* start DATASET EXCERPTS *

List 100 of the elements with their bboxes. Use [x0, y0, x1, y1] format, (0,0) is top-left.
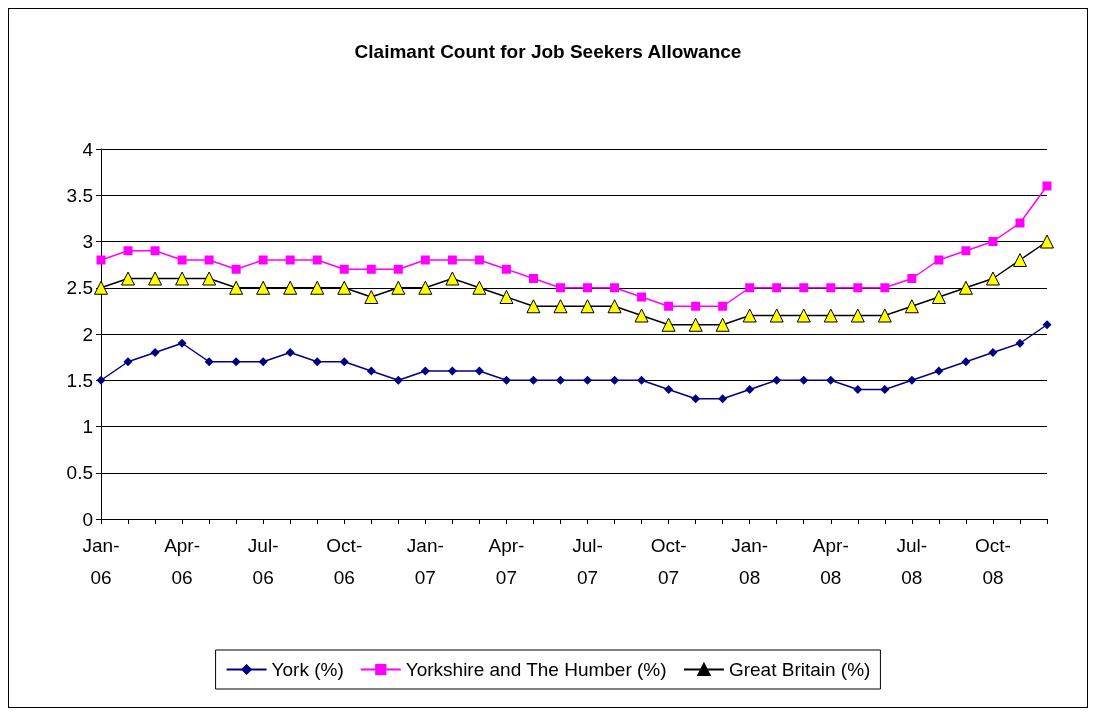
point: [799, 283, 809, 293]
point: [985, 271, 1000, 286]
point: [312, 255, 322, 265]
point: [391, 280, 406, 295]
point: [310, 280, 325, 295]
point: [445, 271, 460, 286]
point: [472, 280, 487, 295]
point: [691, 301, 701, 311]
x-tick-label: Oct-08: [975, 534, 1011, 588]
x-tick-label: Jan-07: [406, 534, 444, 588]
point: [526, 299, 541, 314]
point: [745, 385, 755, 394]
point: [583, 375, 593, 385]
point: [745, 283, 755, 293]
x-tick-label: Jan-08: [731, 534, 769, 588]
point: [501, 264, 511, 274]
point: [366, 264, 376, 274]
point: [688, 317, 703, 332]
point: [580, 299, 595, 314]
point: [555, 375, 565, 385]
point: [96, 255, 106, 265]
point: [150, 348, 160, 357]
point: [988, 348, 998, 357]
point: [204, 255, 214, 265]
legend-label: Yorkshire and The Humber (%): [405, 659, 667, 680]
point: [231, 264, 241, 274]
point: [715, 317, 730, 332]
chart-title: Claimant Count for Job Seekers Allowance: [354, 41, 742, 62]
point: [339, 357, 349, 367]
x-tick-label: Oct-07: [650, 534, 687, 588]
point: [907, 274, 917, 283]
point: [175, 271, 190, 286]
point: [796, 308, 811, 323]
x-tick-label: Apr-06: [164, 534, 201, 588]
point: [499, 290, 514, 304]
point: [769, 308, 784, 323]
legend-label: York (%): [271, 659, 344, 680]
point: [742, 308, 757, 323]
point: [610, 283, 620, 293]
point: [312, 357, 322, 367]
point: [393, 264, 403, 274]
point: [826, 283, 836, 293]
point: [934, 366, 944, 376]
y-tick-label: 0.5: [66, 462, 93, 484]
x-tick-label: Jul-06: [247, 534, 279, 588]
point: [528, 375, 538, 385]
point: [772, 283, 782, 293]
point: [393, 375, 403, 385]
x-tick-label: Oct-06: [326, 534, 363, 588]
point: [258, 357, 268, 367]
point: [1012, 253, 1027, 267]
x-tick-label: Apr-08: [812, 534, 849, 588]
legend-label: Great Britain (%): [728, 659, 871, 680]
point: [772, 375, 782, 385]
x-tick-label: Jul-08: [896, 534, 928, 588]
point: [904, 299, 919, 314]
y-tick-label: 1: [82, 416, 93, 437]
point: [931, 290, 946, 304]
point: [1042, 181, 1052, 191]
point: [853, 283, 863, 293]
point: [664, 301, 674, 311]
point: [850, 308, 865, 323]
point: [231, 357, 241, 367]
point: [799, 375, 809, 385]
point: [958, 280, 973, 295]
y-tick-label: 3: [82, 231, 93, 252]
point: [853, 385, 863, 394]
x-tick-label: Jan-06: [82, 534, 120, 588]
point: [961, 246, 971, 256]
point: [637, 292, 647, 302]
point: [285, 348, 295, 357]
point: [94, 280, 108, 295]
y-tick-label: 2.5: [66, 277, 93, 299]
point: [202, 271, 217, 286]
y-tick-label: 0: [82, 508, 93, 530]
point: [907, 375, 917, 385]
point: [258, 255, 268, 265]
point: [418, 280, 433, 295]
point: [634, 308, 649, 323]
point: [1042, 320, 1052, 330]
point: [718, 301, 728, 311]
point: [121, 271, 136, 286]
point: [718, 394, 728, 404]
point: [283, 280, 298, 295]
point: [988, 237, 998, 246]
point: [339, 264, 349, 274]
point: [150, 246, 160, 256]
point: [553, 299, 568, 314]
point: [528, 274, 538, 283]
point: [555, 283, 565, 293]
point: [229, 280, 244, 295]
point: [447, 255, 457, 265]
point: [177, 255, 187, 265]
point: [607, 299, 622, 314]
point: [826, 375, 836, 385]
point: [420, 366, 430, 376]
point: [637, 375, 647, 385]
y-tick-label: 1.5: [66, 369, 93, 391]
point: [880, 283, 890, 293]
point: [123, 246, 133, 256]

* end DATASET EXCERPTS *
* start DATASET EXCERPTS *

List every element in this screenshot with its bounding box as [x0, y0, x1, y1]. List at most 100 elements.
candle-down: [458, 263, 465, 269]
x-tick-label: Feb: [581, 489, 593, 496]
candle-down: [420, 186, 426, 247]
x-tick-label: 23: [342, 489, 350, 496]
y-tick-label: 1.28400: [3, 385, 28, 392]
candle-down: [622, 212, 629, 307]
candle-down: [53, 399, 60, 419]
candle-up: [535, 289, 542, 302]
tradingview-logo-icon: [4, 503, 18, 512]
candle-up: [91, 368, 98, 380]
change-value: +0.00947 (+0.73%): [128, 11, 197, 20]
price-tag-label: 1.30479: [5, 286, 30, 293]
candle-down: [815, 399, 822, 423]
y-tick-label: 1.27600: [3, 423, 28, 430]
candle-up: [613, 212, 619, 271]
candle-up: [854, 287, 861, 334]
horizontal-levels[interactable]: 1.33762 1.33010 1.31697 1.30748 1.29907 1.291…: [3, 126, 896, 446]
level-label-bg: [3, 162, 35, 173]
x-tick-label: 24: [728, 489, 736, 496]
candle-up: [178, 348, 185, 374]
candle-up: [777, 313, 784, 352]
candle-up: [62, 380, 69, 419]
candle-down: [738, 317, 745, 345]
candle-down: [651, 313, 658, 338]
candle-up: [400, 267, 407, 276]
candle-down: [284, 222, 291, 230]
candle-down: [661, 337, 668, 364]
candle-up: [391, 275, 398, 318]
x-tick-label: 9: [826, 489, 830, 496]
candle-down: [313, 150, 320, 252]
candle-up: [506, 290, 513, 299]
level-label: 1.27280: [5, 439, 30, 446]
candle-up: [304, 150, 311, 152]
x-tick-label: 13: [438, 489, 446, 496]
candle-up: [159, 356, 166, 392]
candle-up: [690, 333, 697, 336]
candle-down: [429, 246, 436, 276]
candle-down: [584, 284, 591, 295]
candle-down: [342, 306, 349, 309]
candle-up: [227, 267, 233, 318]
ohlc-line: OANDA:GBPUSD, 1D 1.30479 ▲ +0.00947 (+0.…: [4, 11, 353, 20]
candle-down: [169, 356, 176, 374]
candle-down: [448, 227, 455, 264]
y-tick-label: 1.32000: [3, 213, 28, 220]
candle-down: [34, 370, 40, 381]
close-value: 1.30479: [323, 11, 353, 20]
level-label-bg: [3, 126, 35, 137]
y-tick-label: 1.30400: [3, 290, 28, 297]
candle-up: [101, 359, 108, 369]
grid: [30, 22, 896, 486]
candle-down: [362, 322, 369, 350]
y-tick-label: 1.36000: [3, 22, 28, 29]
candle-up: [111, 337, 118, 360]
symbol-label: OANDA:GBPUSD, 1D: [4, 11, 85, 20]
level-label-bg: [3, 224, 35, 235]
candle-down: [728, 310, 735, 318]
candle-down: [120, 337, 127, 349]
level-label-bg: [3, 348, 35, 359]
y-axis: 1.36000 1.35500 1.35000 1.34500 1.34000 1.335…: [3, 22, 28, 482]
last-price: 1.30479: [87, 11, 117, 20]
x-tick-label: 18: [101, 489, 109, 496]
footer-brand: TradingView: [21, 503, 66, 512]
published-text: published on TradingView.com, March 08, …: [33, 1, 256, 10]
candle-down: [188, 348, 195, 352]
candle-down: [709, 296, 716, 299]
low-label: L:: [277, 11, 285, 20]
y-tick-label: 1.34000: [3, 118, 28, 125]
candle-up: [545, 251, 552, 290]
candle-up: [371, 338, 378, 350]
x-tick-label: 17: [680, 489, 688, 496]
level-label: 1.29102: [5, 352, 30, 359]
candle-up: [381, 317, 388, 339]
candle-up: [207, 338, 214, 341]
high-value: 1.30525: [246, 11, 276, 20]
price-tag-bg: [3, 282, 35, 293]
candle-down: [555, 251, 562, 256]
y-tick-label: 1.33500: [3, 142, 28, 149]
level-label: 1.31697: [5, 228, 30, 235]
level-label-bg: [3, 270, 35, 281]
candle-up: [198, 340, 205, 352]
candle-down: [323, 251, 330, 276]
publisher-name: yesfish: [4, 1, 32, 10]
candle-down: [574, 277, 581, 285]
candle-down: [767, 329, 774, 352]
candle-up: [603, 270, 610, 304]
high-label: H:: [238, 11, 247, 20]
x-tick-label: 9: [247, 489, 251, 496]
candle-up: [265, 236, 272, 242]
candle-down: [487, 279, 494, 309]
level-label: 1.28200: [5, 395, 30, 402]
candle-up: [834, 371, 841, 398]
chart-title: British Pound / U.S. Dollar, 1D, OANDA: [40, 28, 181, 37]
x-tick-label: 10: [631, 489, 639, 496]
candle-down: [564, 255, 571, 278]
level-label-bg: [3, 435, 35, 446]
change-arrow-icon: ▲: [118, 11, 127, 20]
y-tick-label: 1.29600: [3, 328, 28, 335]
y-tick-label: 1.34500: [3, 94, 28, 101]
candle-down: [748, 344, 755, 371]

* end DATASET EXCERPTS *

_WORK REQUIRED_.
Repeat the material verbatim, from the line with "point: [799, 283, 809, 293]" up to and including the line with "point: [580, 299, 595, 314]".

_SOLUTION TO THIS PROBLEM_.
point: [799, 283, 809, 293]
point: [985, 271, 1000, 286]
point: [312, 255, 322, 265]
point: [391, 280, 406, 295]
point: [310, 280, 325, 295]
point: [445, 271, 460, 286]
point: [472, 280, 487, 295]
point: [691, 301, 701, 311]
x-tick-label: Oct-08: [975, 534, 1011, 588]
x-tick-label: Jan-07: [406, 534, 444, 588]
point: [526, 299, 541, 314]
point: [745, 385, 755, 394]
point: [583, 375, 593, 385]
point: [745, 283, 755, 293]
x-tick-label: Jan-08: [731, 534, 769, 588]
point: [501, 264, 511, 274]
point: [366, 264, 376, 274]
point: [688, 317, 703, 332]
point: [580, 299, 595, 314]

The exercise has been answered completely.